## [REQUIRED WORK]
Without the pictures, can you quote each line below exactly?

## [DATASET ROWS]
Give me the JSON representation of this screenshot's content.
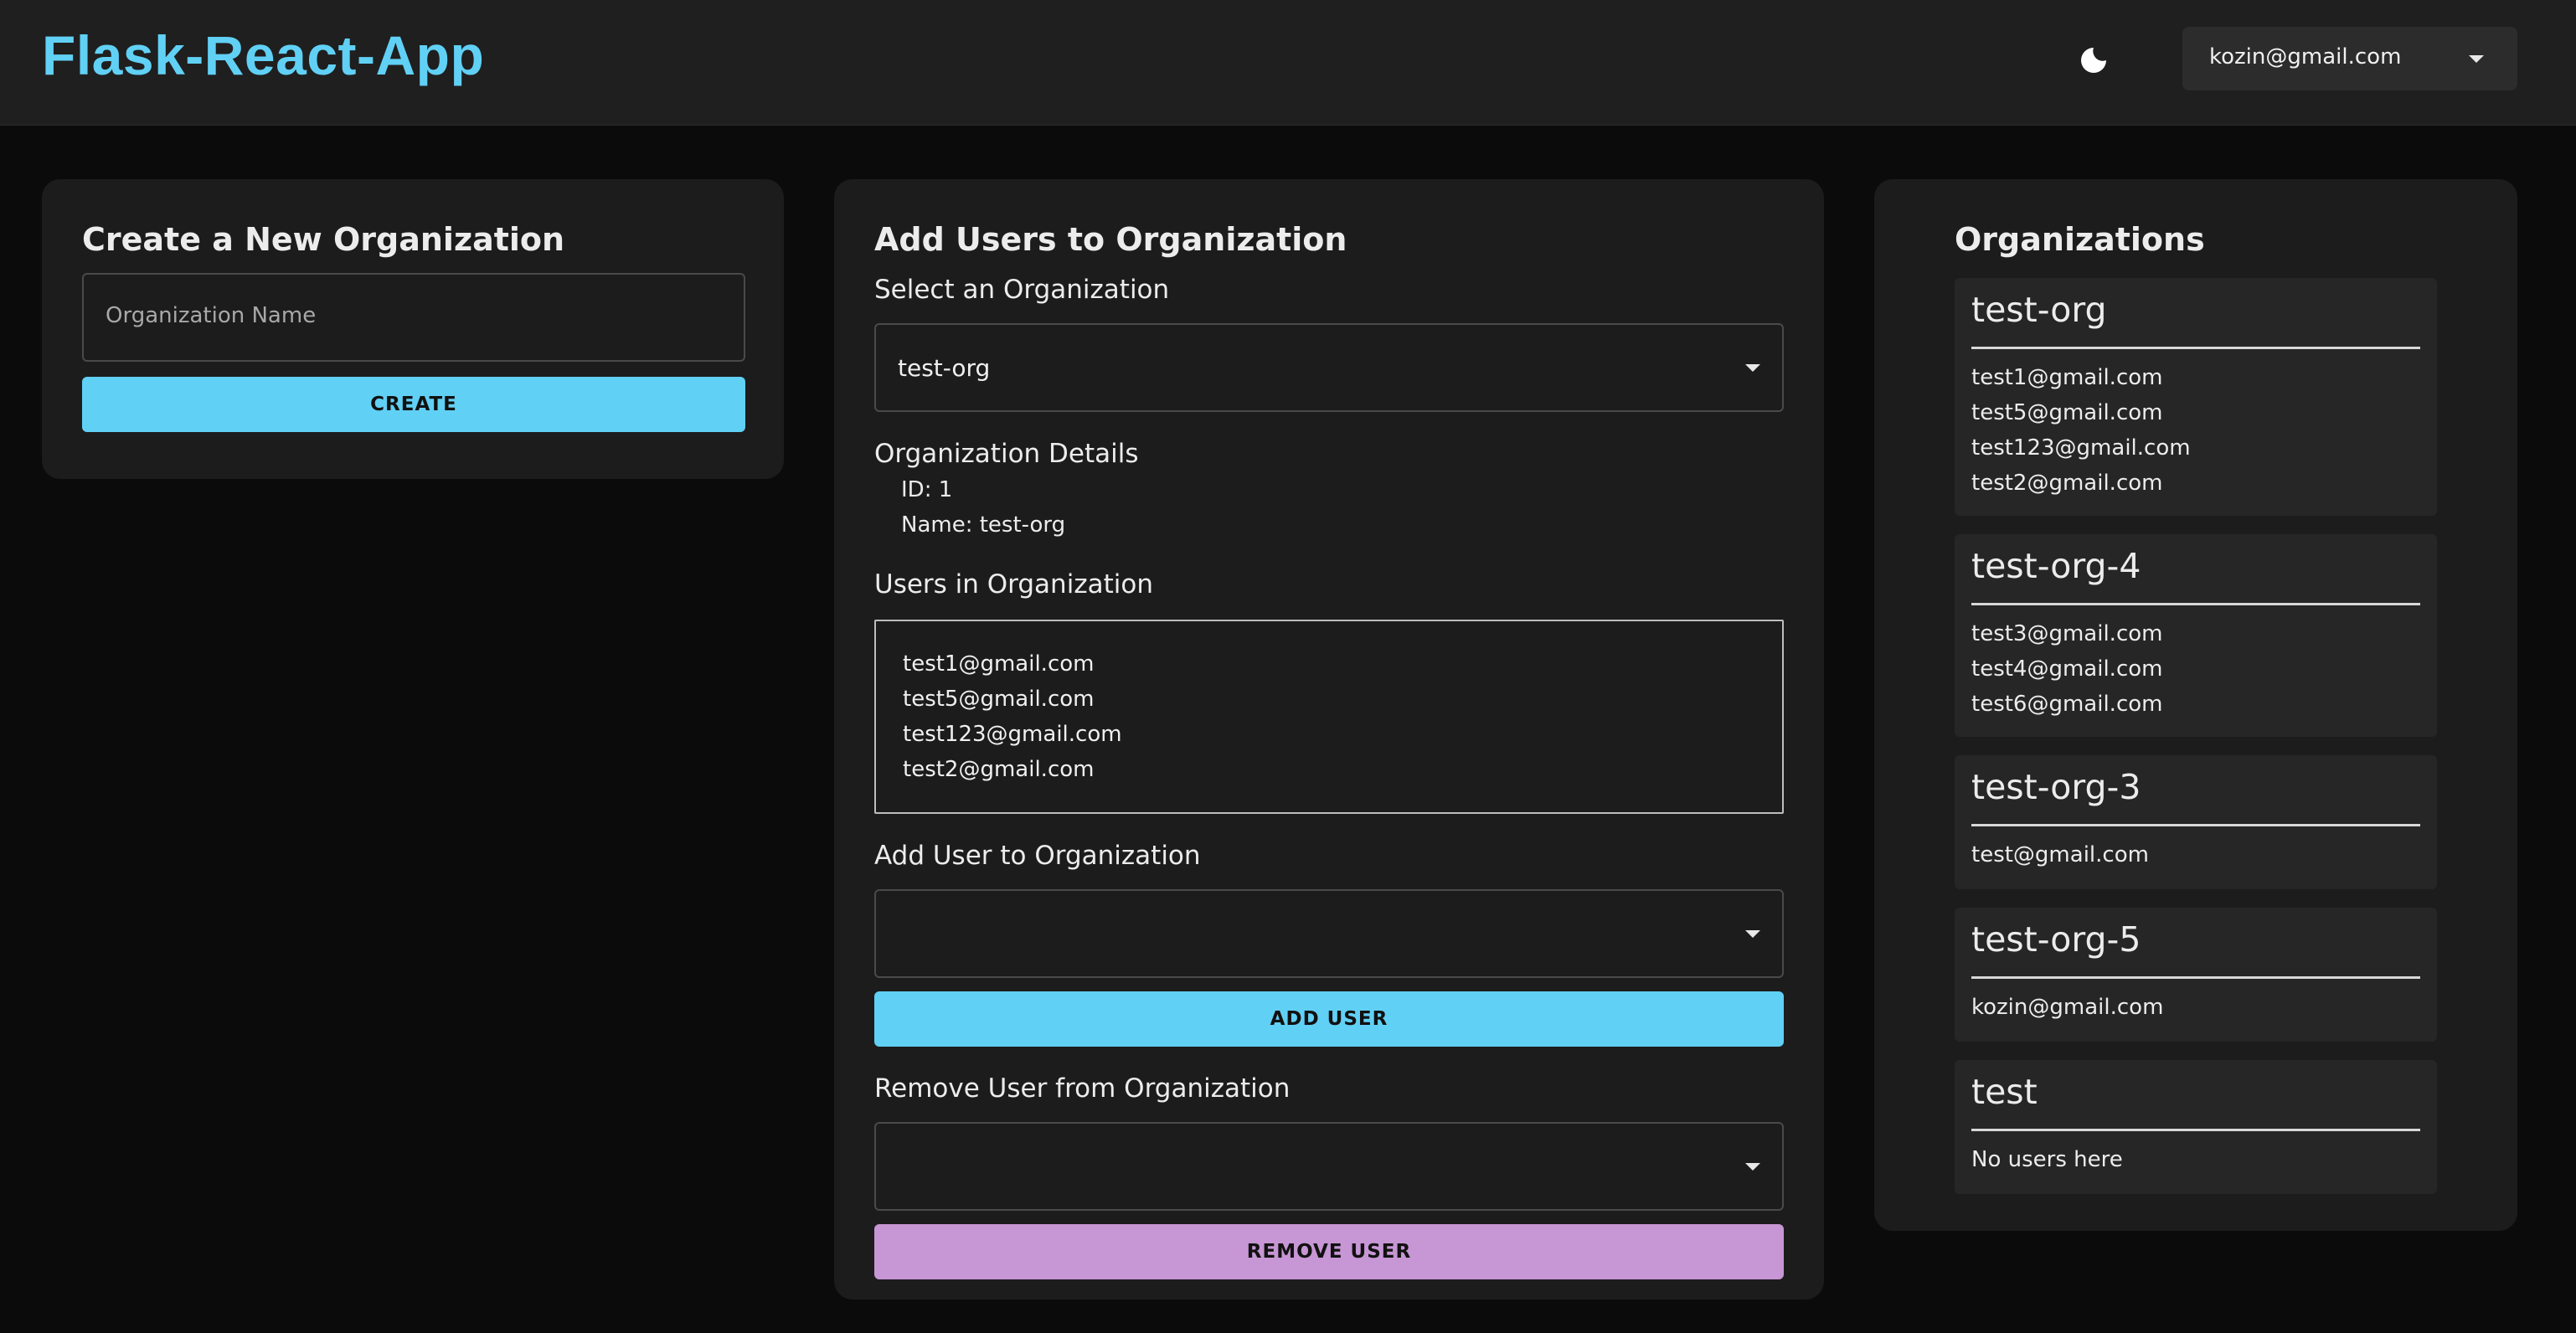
{
  "app": {
    "title": "Flask-React-App",
    "theme_icon": "moon-icon",
    "account": "kozin@gmail.com"
  },
  "create_card": {
    "title": "Create a New Organization",
    "name_placeholder": "Organization Name",
    "create_label": "CREATE"
  },
  "add_users_card": {
    "title": "Add Users to Organization",
    "select_label": "Select an Organization",
    "selected_org": "test-org",
    "details_label": "Organization Details",
    "details_id": "ID: 1",
    "details_name": "Name: test-org",
    "users_label": "Users in Organization",
    "users": [
      "test1@gmail.com",
      "test5@gmail.com",
      "test123@gmail.com",
      "test2@gmail.com"
    ],
    "add_user_label": "Add User to Organization",
    "add_user_value": "",
    "add_button": "ADD USER",
    "remove_user_label": "Remove User from Organization",
    "remove_user_value": "",
    "remove_button": "REMOVE USER"
  },
  "organizations": {
    "title": "Organizations",
    "list": [
      {
        "name": "test-org",
        "users": [
          "test1@gmail.com",
          "test5@gmail.com",
          "test123@gmail.com",
          "test2@gmail.com"
        ]
      },
      {
        "name": "test-org-4",
        "users": [
          "test3@gmail.com",
          "test4@gmail.com",
          "test6@gmail.com"
        ]
      },
      {
        "name": "test-org-3",
        "users": [
          "test@gmail.com"
        ]
      },
      {
        "name": "test-org-5",
        "users": [
          "kozin@gmail.com"
        ]
      },
      {
        "name": "test",
        "users": [
          "No users here"
        ]
      }
    ]
  },
  "colors": {
    "accent": "#61d0f5",
    "remove": "#c796d4",
    "background": "#0b0b0b",
    "card": "#1c1c1c"
  }
}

## [RESULT OF THE EXERCISE]
Give me the JSON representation of this screenshot's content.
{
  "app": {
    "title": "Flask-React-App",
    "theme_icon": "moon-icon",
    "account": "kozin@gmail.com"
  },
  "create_card": {
    "title": "Create a New Organization",
    "name_placeholder": "Organization Name",
    "create_label": "CREATE"
  },
  "add_users_card": {
    "title": "Add Users to Organization",
    "select_label": "Select an Organization",
    "selected_org": "test-org",
    "details_label": "Organization Details",
    "details_id": "ID: 1",
    "details_name": "Name: test-org",
    "users_label": "Users in Organization",
    "users": [
      "test1@gmail.com",
      "test5@gmail.com",
      "test123@gmail.com",
      "test2@gmail.com"
    ],
    "add_user_label": "Add User to Organization",
    "add_user_value": "",
    "add_button": "ADD USER",
    "remove_user_label": "Remove User from Organization",
    "remove_user_value": "",
    "remove_button": "REMOVE USER"
  },
  "organizations": {
    "title": "Organizations",
    "list": [
      {
        "name": "test-org",
        "users": [
          "test1@gmail.com",
          "test5@gmail.com",
          "test123@gmail.com",
          "test2@gmail.com"
        ]
      },
      {
        "name": "test-org-4",
        "users": [
          "test3@gmail.com",
          "test4@gmail.com",
          "test6@gmail.com"
        ]
      },
      {
        "name": "test-org-3",
        "users": [
          "test@gmail.com"
        ]
      },
      {
        "name": "test-org-5",
        "users": [
          "kozin@gmail.com"
        ]
      },
      {
        "name": "test",
        "users": [
          "No users here"
        ]
      }
    ]
  },
  "colors": {
    "accent": "#61d0f5",
    "remove": "#c796d4",
    "background": "#0b0b0b",
    "card": "#1c1c1c"
  }
}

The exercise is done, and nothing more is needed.